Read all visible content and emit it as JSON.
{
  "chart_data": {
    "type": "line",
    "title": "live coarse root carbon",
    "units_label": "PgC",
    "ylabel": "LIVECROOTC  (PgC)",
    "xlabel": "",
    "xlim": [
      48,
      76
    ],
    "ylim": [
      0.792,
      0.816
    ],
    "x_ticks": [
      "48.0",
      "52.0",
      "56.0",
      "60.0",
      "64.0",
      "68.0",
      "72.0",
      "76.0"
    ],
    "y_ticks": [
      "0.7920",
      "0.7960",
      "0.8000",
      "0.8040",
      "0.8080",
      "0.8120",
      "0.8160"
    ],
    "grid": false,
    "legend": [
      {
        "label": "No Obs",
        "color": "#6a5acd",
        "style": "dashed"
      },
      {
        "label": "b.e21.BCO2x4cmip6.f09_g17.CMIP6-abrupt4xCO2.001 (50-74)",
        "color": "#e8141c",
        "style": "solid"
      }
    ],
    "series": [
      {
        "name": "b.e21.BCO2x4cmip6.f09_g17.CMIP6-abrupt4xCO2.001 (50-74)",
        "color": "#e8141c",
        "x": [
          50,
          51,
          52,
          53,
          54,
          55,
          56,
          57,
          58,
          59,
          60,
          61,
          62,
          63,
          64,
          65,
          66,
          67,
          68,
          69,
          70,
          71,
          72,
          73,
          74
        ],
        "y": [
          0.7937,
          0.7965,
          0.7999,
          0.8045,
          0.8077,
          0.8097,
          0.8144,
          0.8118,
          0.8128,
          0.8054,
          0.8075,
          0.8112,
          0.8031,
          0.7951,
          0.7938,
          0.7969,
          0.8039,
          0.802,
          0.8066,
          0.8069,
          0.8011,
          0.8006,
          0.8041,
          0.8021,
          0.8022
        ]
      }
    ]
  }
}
◇ ◇ ◇ ◇ ◇
WHAT IS BEING ASKED: Print every entry exactly as it appears.

RESULT:
Read all visible content and emit it as JSON.
{
  "chart_data": {
    "type": "line",
    "title": "live coarse root carbon",
    "units_label": "PgC",
    "ylabel": "LIVECROOTC  (PgC)",
    "xlabel": "",
    "xlim": [
      48,
      76
    ],
    "ylim": [
      0.792,
      0.816
    ],
    "x_ticks": [
      "48.0",
      "52.0",
      "56.0",
      "60.0",
      "64.0",
      "68.0",
      "72.0",
      "76.0"
    ],
    "y_ticks": [
      "0.7920",
      "0.7960",
      "0.8000",
      "0.8040",
      "0.8080",
      "0.8120",
      "0.8160"
    ],
    "grid": false,
    "legend": [
      {
        "label": "No Obs",
        "color": "#6a5acd",
        "style": "dashed"
      },
      {
        "label": "b.e21.BCO2x4cmip6.f09_g17.CMIP6-abrupt4xCO2.001 (50-74)",
        "color": "#e8141c",
        "style": "solid"
      }
    ],
    "series": [
      {
        "name": "b.e21.BCO2x4cmip6.f09_g17.CMIP6-abrupt4xCO2.001 (50-74)",
        "color": "#e8141c",
        "x": [
          50,
          51,
          52,
          53,
          54,
          55,
          56,
          57,
          58,
          59,
          60,
          61,
          62,
          63,
          64,
          65,
          66,
          67,
          68,
          69,
          70,
          71,
          72,
          73,
          74
        ],
        "y": [
          0.7937,
          0.7965,
          0.7999,
          0.8045,
          0.8077,
          0.8097,
          0.8144,
          0.8118,
          0.8128,
          0.8054,
          0.8075,
          0.8112,
          0.8031,
          0.7951,
          0.7938,
          0.7969,
          0.8039,
          0.802,
          0.8066,
          0.8069,
          0.8011,
          0.8006,
          0.8041,
          0.8021,
          0.8022
        ]
      }
    ]
  }
}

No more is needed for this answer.